### THE EXERCISE:
Copy out all of the data below with no alterations.

### EXERCISE DATA:
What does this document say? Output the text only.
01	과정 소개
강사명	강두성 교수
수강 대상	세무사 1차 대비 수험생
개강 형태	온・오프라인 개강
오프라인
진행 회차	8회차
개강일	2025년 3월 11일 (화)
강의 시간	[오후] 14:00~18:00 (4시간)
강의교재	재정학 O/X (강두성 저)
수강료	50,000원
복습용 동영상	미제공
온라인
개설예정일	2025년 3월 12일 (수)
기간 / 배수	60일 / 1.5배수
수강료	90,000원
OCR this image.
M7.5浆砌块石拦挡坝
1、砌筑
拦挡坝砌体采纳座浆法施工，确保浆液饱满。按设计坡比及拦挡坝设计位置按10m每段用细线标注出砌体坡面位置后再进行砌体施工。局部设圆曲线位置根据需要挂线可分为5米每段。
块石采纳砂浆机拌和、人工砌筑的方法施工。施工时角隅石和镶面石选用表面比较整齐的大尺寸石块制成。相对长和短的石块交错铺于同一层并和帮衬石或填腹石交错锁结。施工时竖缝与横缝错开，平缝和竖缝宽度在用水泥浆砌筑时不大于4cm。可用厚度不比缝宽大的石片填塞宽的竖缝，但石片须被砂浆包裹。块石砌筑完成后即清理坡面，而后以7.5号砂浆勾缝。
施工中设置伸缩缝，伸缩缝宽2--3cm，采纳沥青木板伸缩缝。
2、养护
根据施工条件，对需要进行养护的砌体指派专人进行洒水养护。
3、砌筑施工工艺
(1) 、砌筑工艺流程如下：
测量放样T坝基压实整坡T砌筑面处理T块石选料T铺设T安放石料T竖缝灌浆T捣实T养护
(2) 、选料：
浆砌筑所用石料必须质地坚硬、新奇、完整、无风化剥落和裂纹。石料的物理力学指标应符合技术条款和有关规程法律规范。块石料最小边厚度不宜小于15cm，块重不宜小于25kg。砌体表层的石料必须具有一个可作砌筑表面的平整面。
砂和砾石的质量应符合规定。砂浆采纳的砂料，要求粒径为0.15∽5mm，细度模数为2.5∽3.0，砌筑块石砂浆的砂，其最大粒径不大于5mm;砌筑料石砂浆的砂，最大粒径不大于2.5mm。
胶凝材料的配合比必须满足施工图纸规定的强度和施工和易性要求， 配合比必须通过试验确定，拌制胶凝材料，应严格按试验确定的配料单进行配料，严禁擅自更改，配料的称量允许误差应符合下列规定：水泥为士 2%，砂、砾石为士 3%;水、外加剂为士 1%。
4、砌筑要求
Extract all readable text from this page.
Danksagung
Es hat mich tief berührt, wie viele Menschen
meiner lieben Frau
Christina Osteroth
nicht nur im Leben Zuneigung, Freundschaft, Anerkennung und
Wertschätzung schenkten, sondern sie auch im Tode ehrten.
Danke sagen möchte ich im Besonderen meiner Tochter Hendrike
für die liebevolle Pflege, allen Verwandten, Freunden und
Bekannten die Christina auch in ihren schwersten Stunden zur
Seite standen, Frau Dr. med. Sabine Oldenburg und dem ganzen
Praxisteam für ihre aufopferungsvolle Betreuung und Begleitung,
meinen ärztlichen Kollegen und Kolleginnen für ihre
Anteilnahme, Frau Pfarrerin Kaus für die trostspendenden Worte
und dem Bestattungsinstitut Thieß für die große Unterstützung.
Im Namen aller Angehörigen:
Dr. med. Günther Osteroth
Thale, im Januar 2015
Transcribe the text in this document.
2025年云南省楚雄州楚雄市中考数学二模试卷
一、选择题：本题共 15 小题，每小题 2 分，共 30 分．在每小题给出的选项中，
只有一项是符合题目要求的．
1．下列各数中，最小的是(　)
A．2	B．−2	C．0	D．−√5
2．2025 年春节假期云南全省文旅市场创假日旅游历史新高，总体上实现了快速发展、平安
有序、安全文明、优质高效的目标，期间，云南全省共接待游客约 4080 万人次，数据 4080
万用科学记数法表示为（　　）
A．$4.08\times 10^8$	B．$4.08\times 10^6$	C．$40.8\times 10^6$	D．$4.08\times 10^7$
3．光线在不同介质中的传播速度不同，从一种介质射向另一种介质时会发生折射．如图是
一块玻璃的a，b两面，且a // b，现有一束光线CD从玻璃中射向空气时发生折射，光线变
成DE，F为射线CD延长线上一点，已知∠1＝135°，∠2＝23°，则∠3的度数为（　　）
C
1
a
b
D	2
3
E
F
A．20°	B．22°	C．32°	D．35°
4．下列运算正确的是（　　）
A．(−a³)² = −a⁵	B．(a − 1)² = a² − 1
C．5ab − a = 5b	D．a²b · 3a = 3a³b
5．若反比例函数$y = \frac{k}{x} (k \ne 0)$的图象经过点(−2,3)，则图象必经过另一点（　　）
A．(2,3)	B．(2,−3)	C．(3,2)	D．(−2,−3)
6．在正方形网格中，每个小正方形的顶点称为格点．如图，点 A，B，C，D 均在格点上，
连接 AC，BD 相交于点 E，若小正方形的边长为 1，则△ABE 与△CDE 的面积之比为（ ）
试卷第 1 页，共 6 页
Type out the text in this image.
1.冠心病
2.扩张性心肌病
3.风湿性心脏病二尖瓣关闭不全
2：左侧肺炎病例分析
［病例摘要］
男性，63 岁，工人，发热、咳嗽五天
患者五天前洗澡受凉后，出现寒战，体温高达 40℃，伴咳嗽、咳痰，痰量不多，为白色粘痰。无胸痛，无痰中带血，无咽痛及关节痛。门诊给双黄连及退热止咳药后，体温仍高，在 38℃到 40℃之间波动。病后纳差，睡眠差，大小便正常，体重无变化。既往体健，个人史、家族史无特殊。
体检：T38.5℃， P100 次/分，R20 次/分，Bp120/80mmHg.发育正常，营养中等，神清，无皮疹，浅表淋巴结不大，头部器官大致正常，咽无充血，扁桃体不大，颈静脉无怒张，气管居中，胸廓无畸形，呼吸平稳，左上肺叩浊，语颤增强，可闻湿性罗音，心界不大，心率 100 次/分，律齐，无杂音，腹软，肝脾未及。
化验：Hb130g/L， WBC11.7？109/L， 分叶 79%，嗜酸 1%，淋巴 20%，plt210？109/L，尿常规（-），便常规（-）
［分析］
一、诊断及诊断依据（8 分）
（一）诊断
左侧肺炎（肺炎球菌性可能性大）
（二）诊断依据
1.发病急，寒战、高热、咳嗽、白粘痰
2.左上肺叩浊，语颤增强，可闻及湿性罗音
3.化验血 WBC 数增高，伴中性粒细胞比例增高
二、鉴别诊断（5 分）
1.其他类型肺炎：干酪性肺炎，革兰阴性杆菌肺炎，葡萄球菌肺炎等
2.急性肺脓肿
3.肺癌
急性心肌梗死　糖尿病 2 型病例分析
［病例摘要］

### COMPLETE RESPONSE:
What does this document say? Output the text only.
01	과정 소개
강사명	강두성 교수
수강 대상	세무사 1차 대비 수험생
개강 형태	온・오프라인 개강
오프라인
진행 회차	8회차
개강일	2025년 3월 11일 (화)
강의 시간	[오후] 14:00~18:00 (4시간)
강의교재	재정학 O/X (강두성 저)
수강료	50,000원
복습용 동영상	미제공
온라인
개설예정일	2025년 3월 12일 (수)
기간 / 배수	60일 / 1.5배수
수강료	90,000원
OCR this image.
M7.5浆砌块石拦挡坝
1、砌筑
拦挡坝砌体采纳座浆法施工，确保浆液饱满。按设计坡比及拦挡坝设计位置按10m每段用细线标注出砌体坡面位置后再进行砌体施工。局部设圆曲线位置根据需要挂线可分为5米每段。
块石采纳砂浆机拌和、人工砌筑的方法施工。施工时角隅石和镶面石选用表面比较整齐的大尺寸石块制成。相对长和短的石块交错铺于同一层并和帮衬石或填腹石交错锁结。施工时竖缝与横缝错开，平缝和竖缝宽度在用水泥浆砌筑时不大于4cm。可用厚度不比缝宽大的石片填塞宽的竖缝，但石片须被砂浆包裹。块石砌筑完成后即清理坡面，而后以7.5号砂浆勾缝。
施工中设置伸缩缝，伸缩缝宽2--3cm，采纳沥青木板伸缩缝。
2、养护
根据施工条件，对需要进行养护的砌体指派专人进行洒水养护。
3、砌筑施工工艺
(1) 、砌筑工艺流程如下：
测量放样T坝基压实整坡T砌筑面处理T块石选料T铺设T安放石料T竖缝灌浆T捣实T养护
(2) 、选料：
浆砌筑所用石料必须质地坚硬、新奇、完整、无风化剥落和裂纹。石料的物理力学指标应符合技术条款和有关规程法律规范。块石料最小边厚度不宜小于15cm，块重不宜小于25kg。砌体表层的石料必须具有一个可作砌筑表面的平整面。
砂和砾石的质量应符合规定。砂浆采纳的砂料，要求粒径为0.15∽5mm，细度模数为2.5∽3.0，砌筑块石砂浆的砂，其最大粒径不大于5mm;砌筑料石砂浆的砂，最大粒径不大于2.5mm。
胶凝材料的配合比必须满足施工图纸规定的强度和施工和易性要求， 配合比必须通过试验确定，拌制胶凝材料，应严格按试验确定的配料单进行配料，严禁擅自更改，配料的称量允许误差应符合下列规定：水泥为士 2%，砂、砾石为士 3%;水、外加剂为士 1%。
4、砌筑要求
Extract all readable text from this page.
Danksagung
Es hat mich tief berührt, wie viele Menschen
meiner lieben Frau
Christina Osteroth
nicht nur im Leben Zuneigung, Freundschaft, Anerkennung und
Wertschätzung schenkten, sondern sie auch im Tode ehrten.
Danke sagen möchte ich im Besonderen meiner Tochter Hendrike
für die liebevolle Pflege, allen Verwandten, Freunden und
Bekannten die Christina auch in ihren schwersten Stunden zur
Seite standen, Frau Dr. med. Sabine Oldenburg und dem ganzen
Praxisteam für ihre aufopferungsvolle Betreuung und Begleitung,
meinen ärztlichen Kollegen und Kolleginnen für ihre
Anteilnahme, Frau Pfarrerin Kaus für die trostspendenden Worte
und dem Bestattungsinstitut Thieß für die große Unterstützung.
Im Namen aller Angehörigen:
Dr. med. Günther Osteroth
Thale, im Januar 2015
Transcribe the text in this document.
2025年云南省楚雄州楚雄市中考数学二模试卷
一、选择题：本题共 15 小题，每小题 2 分，共 30 分．在每小题给出的选项中，
只有一项是符合题目要求的．
1．下列各数中，最小的是(　)
A．2	B．−2	C．0	D．−√5
2．2025 年春节假期云南全省文旅市场创假日旅游历史新高，总体上实现了快速发展、平安
有序、安全文明、优质高效的目标，期间，云南全省共接待游客约 4080 万人次，数据 4080
万用科学记数法表示为（　　）
A．$4.08\times 10^8$	B．$4.08\times 10^6$	C．$40.8\times 10^6$	D．$4.08\times 10^7$
3．光线在不同介质中的传播速度不同，从一种介质射向另一种介质时会发生折射．如图是
一块玻璃的a，b两面，且a // b，现有一束光线CD从玻璃中射向空气时发生折射，光线变
成DE，F为射线CD延长线上一点，已知∠1＝135°，∠2＝23°，则∠3的度数为（　　）
C
1
a
b
D	2
3
E
F
A．20°	B．22°	C．32°	D．35°
4．下列运算正确的是（　　）
A．(−a³)² = −a⁵	B．(a − 1)² = a² − 1
C．5ab − a = 5b	D．a²b · 3a = 3a³b
5．若反比例函数$y = \frac{k}{x} (k \ne 0)$的图象经过点(−2,3)，则图象必经过另一点（　　）
A．(2,3)	B．(2,−3)	C．(3,2)	D．(−2,−3)
6．在正方形网格中，每个小正方形的顶点称为格点．如图，点 A，B，C，D 均在格点上，
连接 AC，BD 相交于点 E，若小正方形的边长为 1，则△ABE 与△CDE 的面积之比为（ ）
试卷第 1 页，共 6 页
Type out the text in this image.
1.冠心病
2.扩张性心肌病
3.风湿性心脏病二尖瓣关闭不全
2：左侧肺炎病例分析
［病例摘要］
男性，63 岁，工人，发热、咳嗽五天
患者五天前洗澡受凉后，出现寒战，体温高达 40℃，伴咳嗽、咳痰，痰量不多，为白色粘痰。无胸痛，无痰中带血，无咽痛及关节痛。门诊给双黄连及退热止咳药后，体温仍高，在 38℃到 40℃之间波动。病后纳差，睡眠差，大小便正常，体重无变化。既往体健，个人史、家族史无特殊。
体检：T38.5℃， P100 次/分，R20 次/分，Bp120/80mmHg.发育正常，营养中等，神清，无皮疹，浅表淋巴结不大，头部器官大致正常，咽无充血，扁桃体不大，颈静脉无怒张，气管居中，胸廓无畸形，呼吸平稳，左上肺叩浊，语颤增强，可闻湿性罗音，心界不大，心率 100 次/分，律齐，无杂音，腹软，肝脾未及。
化验：Hb130g/L， WBC11.7？109/L， 分叶 79%，嗜酸 1%，淋巴 20%，plt210？109/L，尿常规（-），便常规（-）
［分析］
一、诊断及诊断依据（8 分）
（一）诊断
左侧肺炎（肺炎球菌性可能性大）
（二）诊断依据
1.发病急，寒战、高热、咳嗽、白粘痰
2.左上肺叩浊，语颤增强，可闻及湿性罗音
3.化验血 WBC 数增高，伴中性粒细胞比例增高
二、鉴别诊断（5 分）
1.其他类型肺炎：干酪性肺炎，革兰阴性杆菌肺炎，葡萄球菌肺炎等
2.急性肺脓肿
3.肺癌
急性心肌梗死　糖尿病 2 型病例分析
［病例摘要］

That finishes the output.